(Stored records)
------------------------------------------------------------------------

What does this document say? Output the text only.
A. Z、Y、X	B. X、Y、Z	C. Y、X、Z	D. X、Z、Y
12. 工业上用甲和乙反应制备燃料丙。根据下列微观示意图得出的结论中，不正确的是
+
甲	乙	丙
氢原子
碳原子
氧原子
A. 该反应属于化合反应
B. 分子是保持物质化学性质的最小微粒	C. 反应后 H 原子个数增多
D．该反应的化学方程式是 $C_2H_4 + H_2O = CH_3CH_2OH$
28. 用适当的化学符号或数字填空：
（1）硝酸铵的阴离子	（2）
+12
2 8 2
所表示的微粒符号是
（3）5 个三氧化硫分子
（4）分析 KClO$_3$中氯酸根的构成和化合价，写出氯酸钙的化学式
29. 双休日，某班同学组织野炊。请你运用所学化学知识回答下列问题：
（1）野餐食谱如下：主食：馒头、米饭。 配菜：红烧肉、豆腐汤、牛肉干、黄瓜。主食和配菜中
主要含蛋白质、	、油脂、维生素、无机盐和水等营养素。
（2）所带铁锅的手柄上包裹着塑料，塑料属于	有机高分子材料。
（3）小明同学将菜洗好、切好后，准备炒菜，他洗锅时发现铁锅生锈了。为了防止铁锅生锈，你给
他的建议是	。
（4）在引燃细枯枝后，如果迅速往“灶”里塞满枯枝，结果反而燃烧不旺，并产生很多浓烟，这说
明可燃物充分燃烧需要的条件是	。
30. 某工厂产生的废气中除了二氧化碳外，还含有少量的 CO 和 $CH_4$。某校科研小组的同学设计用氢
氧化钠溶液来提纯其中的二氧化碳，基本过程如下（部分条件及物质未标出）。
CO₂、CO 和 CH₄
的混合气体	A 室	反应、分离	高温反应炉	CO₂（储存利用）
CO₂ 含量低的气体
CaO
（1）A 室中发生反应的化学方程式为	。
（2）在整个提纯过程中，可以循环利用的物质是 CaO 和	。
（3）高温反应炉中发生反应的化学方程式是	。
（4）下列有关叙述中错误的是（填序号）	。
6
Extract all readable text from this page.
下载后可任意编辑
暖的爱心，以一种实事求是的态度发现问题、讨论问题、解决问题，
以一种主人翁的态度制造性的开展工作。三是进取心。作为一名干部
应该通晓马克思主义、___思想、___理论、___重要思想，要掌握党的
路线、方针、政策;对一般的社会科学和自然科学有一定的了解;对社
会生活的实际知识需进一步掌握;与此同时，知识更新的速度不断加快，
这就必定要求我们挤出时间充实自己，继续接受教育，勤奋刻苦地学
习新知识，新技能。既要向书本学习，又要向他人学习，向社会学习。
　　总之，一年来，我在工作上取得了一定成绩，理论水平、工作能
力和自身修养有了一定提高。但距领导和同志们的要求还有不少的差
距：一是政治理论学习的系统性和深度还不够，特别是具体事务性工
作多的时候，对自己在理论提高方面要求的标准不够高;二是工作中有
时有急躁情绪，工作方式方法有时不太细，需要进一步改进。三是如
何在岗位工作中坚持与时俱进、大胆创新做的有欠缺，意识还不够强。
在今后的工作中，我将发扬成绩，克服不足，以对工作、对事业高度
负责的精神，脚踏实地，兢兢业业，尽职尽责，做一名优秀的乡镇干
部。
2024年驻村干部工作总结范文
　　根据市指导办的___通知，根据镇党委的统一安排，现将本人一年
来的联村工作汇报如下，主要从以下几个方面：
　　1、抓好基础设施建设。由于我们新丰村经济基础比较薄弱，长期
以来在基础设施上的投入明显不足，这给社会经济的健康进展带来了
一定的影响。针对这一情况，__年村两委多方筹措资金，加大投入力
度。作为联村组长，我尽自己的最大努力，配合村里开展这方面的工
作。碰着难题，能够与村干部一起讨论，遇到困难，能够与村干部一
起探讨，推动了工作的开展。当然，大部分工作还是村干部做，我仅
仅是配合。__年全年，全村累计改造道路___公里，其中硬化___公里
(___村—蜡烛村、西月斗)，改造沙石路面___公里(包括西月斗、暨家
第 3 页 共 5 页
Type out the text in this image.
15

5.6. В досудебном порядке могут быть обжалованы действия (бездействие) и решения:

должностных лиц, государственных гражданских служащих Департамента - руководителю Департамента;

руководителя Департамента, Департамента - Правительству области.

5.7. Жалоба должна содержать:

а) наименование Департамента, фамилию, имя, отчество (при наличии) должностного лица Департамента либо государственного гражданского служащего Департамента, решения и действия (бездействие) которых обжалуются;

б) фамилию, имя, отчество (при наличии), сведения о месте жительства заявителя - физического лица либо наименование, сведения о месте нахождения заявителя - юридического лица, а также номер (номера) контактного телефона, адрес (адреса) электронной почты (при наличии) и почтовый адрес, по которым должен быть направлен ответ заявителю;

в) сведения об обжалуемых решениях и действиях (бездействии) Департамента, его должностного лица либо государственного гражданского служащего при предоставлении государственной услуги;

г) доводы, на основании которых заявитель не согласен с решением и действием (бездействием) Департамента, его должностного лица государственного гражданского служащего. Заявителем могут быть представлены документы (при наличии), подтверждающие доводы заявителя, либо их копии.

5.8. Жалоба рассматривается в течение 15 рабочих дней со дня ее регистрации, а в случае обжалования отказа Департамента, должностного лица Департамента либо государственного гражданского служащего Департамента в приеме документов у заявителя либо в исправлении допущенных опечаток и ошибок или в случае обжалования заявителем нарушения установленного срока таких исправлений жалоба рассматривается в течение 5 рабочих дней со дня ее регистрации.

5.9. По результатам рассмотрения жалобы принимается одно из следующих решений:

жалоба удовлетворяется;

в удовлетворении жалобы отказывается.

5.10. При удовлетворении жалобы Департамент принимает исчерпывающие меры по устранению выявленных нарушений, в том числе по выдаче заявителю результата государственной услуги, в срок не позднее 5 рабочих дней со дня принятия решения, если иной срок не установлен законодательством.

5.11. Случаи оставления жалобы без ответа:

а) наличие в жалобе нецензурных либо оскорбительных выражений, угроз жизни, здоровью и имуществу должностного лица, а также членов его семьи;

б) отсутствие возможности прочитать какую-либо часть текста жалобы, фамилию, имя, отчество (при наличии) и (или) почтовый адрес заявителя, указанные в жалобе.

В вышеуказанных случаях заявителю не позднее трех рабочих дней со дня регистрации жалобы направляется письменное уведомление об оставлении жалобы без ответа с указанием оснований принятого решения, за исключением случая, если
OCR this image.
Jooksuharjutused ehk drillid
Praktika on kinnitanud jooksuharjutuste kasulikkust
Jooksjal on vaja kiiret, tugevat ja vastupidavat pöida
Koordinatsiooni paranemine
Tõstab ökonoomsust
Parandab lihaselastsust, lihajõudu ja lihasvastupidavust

------------------------------------------------------------------------

**Work required**
The records above must be output exactly, in full.

**Solved problem**
What does this document say? Output the text only.
A. Z、Y、X	B. X、Y、Z	C. Y、X、Z	D. X、Z、Y
12. 工业上用甲和乙反应制备燃料丙。根据下列微观示意图得出的结论中，不正确的是
+
甲	乙	丙
氢原子
碳原子
氧原子
A. 该反应属于化合反应
B. 分子是保持物质化学性质的最小微粒	C. 反应后 H 原子个数增多
D．该反应的化学方程式是 $C_2H_4 + H_2O = CH_3CH_2OH$
28. 用适当的化学符号或数字填空：
（1）硝酸铵的阴离子	（2）
+12
2 8 2
所表示的微粒符号是
（3）5 个三氧化硫分子
（4）分析 KClO$_3$中氯酸根的构成和化合价，写出氯酸钙的化学式
29. 双休日，某班同学组织野炊。请你运用所学化学知识回答下列问题：
（1）野餐食谱如下：主食：馒头、米饭。 配菜：红烧肉、豆腐汤、牛肉干、黄瓜。主食和配菜中
主要含蛋白质、	、油脂、维生素、无机盐和水等营养素。
（2）所带铁锅的手柄上包裹着塑料，塑料属于	有机高分子材料。
（3）小明同学将菜洗好、切好后，准备炒菜，他洗锅时发现铁锅生锈了。为了防止铁锅生锈，你给
他的建议是	。
（4）在引燃细枯枝后，如果迅速往“灶”里塞满枯枝，结果反而燃烧不旺，并产生很多浓烟，这说
明可燃物充分燃烧需要的条件是	。
30. 某工厂产生的废气中除了二氧化碳外，还含有少量的 CO 和 $CH_4$。某校科研小组的同学设计用氢
氧化钠溶液来提纯其中的二氧化碳，基本过程如下（部分条件及物质未标出）。
CO₂、CO 和 CH₄
的混合气体	A 室	反应、分离	高温反应炉	CO₂（储存利用）
CO₂ 含量低的气体
CaO
（1）A 室中发生反应的化学方程式为	。
（2）在整个提纯过程中，可以循环利用的物质是 CaO 和	。
（3）高温反应炉中发生反应的化学方程式是	。
（4）下列有关叙述中错误的是（填序号）	。
6
Extract all readable text from this page.
下载后可任意编辑
暖的爱心，以一种实事求是的态度发现问题、讨论问题、解决问题，
以一种主人翁的态度制造性的开展工作。三是进取心。作为一名干部
应该通晓马克思主义、___思想、___理论、___重要思想，要掌握党的
路线、方针、政策;对一般的社会科学和自然科学有一定的了解;对社
会生活的实际知识需进一步掌握;与此同时，知识更新的速度不断加快，
这就必定要求我们挤出时间充实自己，继续接受教育，勤奋刻苦地学
习新知识，新技能。既要向书本学习，又要向他人学习，向社会学习。
　　总之，一年来，我在工作上取得了一定成绩，理论水平、工作能
力和自身修养有了一定提高。但距领导和同志们的要求还有不少的差
距：一是政治理论学习的系统性和深度还不够，特别是具体事务性工
作多的时候，对自己在理论提高方面要求的标准不够高;二是工作中有
时有急躁情绪，工作方式方法有时不太细，需要进一步改进。三是如
何在岗位工作中坚持与时俱进、大胆创新做的有欠缺，意识还不够强。
在今后的工作中，我将发扬成绩，克服不足，以对工作、对事业高度
负责的精神，脚踏实地，兢兢业业，尽职尽责，做一名优秀的乡镇干
部。
2024年驻村干部工作总结范文
　　根据市指导办的___通知，根据镇党委的统一安排，现将本人一年
来的联村工作汇报如下，主要从以下几个方面：
　　1、抓好基础设施建设。由于我们新丰村经济基础比较薄弱，长期
以来在基础设施上的投入明显不足，这给社会经济的健康进展带来了
一定的影响。针对这一情况，__年村两委多方筹措资金，加大投入力
度。作为联村组长，我尽自己的最大努力，配合村里开展这方面的工
作。碰着难题，能够与村干部一起讨论，遇到困难，能够与村干部一
起探讨，推动了工作的开展。当然，大部分工作还是村干部做，我仅
仅是配合。__年全年，全村累计改造道路___公里，其中硬化___公里
(___村—蜡烛村、西月斗)，改造沙石路面___公里(包括西月斗、暨家
第 3 页 共 5 页
Type out the text in this image.
15

5.6. В досудебном порядке могут быть обжалованы действия (бездействие) и решения:

должностных лиц, государственных гражданских служащих Департамента - руководителю Департамента;

руководителя Департамента, Департамента - Правительству области.

5.7. Жалоба должна содержать:

а) наименование Департамента, фамилию, имя, отчество (при наличии) должностного лица Департамента либо государственного гражданского служащего Департамента, решения и действия (бездействие) которых обжалуются;

б) фамилию, имя, отчество (при наличии), сведения о месте жительства заявителя - физического лица либо наименование, сведения о месте нахождения заявителя - юридического лица, а также номер (номера) контактного телефона, адрес (адреса) электронной почты (при наличии) и почтовый адрес, по которым должен быть направлен ответ заявителю;

в) сведения об обжалуемых решениях и действиях (бездействии) Департамента, его должностного лица либо государственного гражданского служащего при предоставлении государственной услуги;

г) доводы, на основании которых заявитель не согласен с решением и действием (бездействием) Департамента, его должностного лица государственного гражданского служащего. Заявителем могут быть представлены документы (при наличии), подтверждающие доводы заявителя, либо их копии.

5.8. Жалоба рассматривается в течение 15 рабочих дней со дня ее регистрации, а в случае обжалования отказа Департамента, должностного лица Департамента либо государственного гражданского служащего Департамента в приеме документов у заявителя либо в исправлении допущенных опечаток и ошибок или в случае обжалования заявителем нарушения установленного срока таких исправлений жалоба рассматривается в течение 5 рабочих дней со дня ее регистрации.

5.9. По результатам рассмотрения жалобы принимается одно из следующих решений:

жалоба удовлетворяется;

в удовлетворении жалобы отказывается.

5.10. При удовлетворении жалобы Департамент принимает исчерпывающие меры по устранению выявленных нарушений, в том числе по выдаче заявителю результата государственной услуги, в срок не позднее 5 рабочих дней со дня принятия решения, если иной срок не установлен законодательством.

5.11. Случаи оставления жалобы без ответа:

а) наличие в жалобе нецензурных либо оскорбительных выражений, угроз жизни, здоровью и имуществу должностного лица, а также членов его семьи;

б) отсутствие возможности прочитать какую-либо часть текста жалобы, фамилию, имя, отчество (при наличии) и (или) почтовый адрес заявителя, указанные в жалобе.

В вышеуказанных случаях заявителю не позднее трех рабочих дней со дня регистрации жалобы направляется письменное уведомление об оставлении жалобы без ответа с указанием оснований принятого решения, за исключением случая, если
OCR this image.
Jooksuharjutused ehk drillid
Praktika on kinnitanud jooksuharjutuste kasulikkust
Jooksjal on vaja kiiret, tugevat ja vastupidavat pöida
Koordinatsiooni paranemine
Tõstab ökonoomsust
Parandab lihaselastsust, lihajõudu ja lihasvastupidavust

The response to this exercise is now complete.